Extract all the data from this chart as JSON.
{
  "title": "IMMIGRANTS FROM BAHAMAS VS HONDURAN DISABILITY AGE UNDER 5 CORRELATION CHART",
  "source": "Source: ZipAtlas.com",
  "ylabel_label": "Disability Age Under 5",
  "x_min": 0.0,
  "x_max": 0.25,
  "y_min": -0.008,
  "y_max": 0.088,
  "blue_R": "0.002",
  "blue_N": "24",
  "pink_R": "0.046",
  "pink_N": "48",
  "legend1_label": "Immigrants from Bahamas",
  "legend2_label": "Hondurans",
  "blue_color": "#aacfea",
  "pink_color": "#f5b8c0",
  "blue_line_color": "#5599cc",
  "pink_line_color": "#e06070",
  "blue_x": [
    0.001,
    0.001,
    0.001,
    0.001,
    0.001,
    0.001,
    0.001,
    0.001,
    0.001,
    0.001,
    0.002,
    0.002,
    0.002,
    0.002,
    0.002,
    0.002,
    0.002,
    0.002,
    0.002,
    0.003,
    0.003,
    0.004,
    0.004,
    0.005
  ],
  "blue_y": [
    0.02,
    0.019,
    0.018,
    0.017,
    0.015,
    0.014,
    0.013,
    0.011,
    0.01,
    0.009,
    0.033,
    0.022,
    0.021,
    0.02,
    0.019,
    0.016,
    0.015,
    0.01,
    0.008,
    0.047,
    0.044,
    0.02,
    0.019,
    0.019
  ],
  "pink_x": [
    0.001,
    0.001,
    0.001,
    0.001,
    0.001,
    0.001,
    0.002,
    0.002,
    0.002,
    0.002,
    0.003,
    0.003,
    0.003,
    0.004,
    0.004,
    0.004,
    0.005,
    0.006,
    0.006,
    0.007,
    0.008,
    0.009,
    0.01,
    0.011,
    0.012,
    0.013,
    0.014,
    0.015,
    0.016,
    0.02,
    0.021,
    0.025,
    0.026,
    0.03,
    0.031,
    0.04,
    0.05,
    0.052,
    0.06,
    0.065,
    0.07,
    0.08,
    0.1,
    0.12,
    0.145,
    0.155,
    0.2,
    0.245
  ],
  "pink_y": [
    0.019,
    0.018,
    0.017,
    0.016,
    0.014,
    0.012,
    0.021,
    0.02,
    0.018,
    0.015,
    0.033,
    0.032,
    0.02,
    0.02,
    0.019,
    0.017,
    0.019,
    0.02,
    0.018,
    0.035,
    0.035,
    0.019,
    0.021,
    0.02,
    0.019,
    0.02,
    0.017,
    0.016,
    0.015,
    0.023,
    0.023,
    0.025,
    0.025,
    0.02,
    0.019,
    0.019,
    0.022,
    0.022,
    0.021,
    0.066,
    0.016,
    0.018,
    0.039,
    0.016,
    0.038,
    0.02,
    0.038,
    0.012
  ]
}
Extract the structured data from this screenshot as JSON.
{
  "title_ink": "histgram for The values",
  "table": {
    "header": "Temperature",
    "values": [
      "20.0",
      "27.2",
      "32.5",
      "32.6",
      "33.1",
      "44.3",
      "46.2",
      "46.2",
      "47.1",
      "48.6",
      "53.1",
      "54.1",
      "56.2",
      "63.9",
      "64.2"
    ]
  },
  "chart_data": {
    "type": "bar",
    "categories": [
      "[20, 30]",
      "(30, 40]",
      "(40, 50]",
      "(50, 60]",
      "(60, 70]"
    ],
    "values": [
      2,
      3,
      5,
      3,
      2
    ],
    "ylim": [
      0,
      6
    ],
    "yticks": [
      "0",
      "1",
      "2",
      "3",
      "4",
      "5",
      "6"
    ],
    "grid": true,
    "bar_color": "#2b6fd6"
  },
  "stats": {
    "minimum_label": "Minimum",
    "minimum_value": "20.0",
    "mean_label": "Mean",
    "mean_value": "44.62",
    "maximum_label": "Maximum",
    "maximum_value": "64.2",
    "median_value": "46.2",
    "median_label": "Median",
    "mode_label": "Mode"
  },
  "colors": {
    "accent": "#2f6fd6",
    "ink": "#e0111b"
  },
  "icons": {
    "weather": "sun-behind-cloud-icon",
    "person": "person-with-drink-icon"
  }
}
+ + + + +
Reproduce the records word for word.

**SOLUTION TO THE PROBLEM**
Extract all the data from this chart as JSON.
{
  "title": "IMMIGRANTS FROM BAHAMAS VS HONDURAN DISABILITY AGE UNDER 5 CORRELATION CHART",
  "source": "Source: ZipAtlas.com",
  "ylabel_label": "Disability Age Under 5",
  "x_min": 0.0,
  "x_max": 0.25,
  "y_min": -0.008,
  "y_max": 0.088,
  "blue_R": "0.002",
  "blue_N": "24",
  "pink_R": "0.046",
  "pink_N": "48",
  "legend1_label": "Immigrants from Bahamas",
  "legend2_label": "Hondurans",
  "blue_color": "#aacfea",
  "pink_color": "#f5b8c0",
  "blue_line_color": "#5599cc",
  "pink_line_color": "#e06070",
  "blue_x": [
    0.001,
    0.001,
    0.001,
    0.001,
    0.001,
    0.001,
    0.001,
    0.001,
    0.001,
    0.001,
    0.002,
    0.002,
    0.002,
    0.002,
    0.002,
    0.002,
    0.002,
    0.002,
    0.002,
    0.003,
    0.003,
    0.004,
    0.004,
    0.005
  ],
  "blue_y": [
    0.02,
    0.019,
    0.018,
    0.017,
    0.015,
    0.014,
    0.013,
    0.011,
    0.01,
    0.009,
    0.033,
    0.022,
    0.021,
    0.02,
    0.019,
    0.016,
    0.015,
    0.01,
    0.008,
    0.047,
    0.044,
    0.02,
    0.019,
    0.019
  ],
  "pink_x": [
    0.001,
    0.001,
    0.001,
    0.001,
    0.001,
    0.001,
    0.002,
    0.002,
    0.002,
    0.002,
    0.003,
    0.003,
    0.003,
    0.004,
    0.004,
    0.004,
    0.005,
    0.006,
    0.006,
    0.007,
    0.008,
    0.009,
    0.01,
    0.011,
    0.012,
    0.013,
    0.014,
    0.015,
    0.016,
    0.02,
    0.021,
    0.025,
    0.026,
    0.03,
    0.031,
    0.04,
    0.05,
    0.052,
    0.06,
    0.065,
    0.07,
    0.08,
    0.1,
    0.12,
    0.145,
    0.155,
    0.2,
    0.245
  ],
  "pink_y": [
    0.019,
    0.018,
    0.017,
    0.016,
    0.014,
    0.012,
    0.021,
    0.02,
    0.018,
    0.015,
    0.033,
    0.032,
    0.02,
    0.02,
    0.019,
    0.017,
    0.019,
    0.02,
    0.018,
    0.035,
    0.035,
    0.019,
    0.021,
    0.02,
    0.019,
    0.02,
    0.017,
    0.016,
    0.015,
    0.023,
    0.023,
    0.025,
    0.025,
    0.02,
    0.019,
    0.019,
    0.022,
    0.022,
    0.021,
    0.066,
    0.016,
    0.018,
    0.039,
    0.016,
    0.038,
    0.02,
    0.038,
    0.012
  ]
}
Extract the structured data from this screenshot as JSON.
{
  "title_ink": "histgram for The values",
  "table": {
    "header": "Temperature",
    "values": [
      "20.0",
      "27.2",
      "32.5",
      "32.6",
      "33.1",
      "44.3",
      "46.2",
      "46.2",
      "47.1",
      "48.6",
      "53.1",
      "54.1",
      "56.2",
      "63.9",
      "64.2"
    ]
  },
  "chart_data": {
    "type": "bar",
    "categories": [
      "[20, 30]",
      "(30, 40]",
      "(40, 50]",
      "(50, 60]",
      "(60, 70]"
    ],
    "values": [
      2,
      3,
      5,
      3,
      2
    ],
    "ylim": [
      0,
      6
    ],
    "yticks": [
      "0",
      "1",
      "2",
      "3",
      "4",
      "5",
      "6"
    ],
    "grid": true,
    "bar_color": "#2b6fd6"
  },
  "stats": {
    "minimum_label": "Minimum",
    "minimum_value": "20.0",
    "mean_label": "Mean",
    "mean_value": "44.62",
    "maximum_label": "Maximum",
    "maximum_value": "64.2",
    "median_value": "46.2",
    "median_label": "Median",
    "mode_label": "Mode"
  },
  "colors": {
    "accent": "#2f6fd6",
    "ink": "#e0111b"
  },
  "icons": {
    "weather": "sun-behind-cloud-icon",
    "person": "person-with-drink-icon"
  }
}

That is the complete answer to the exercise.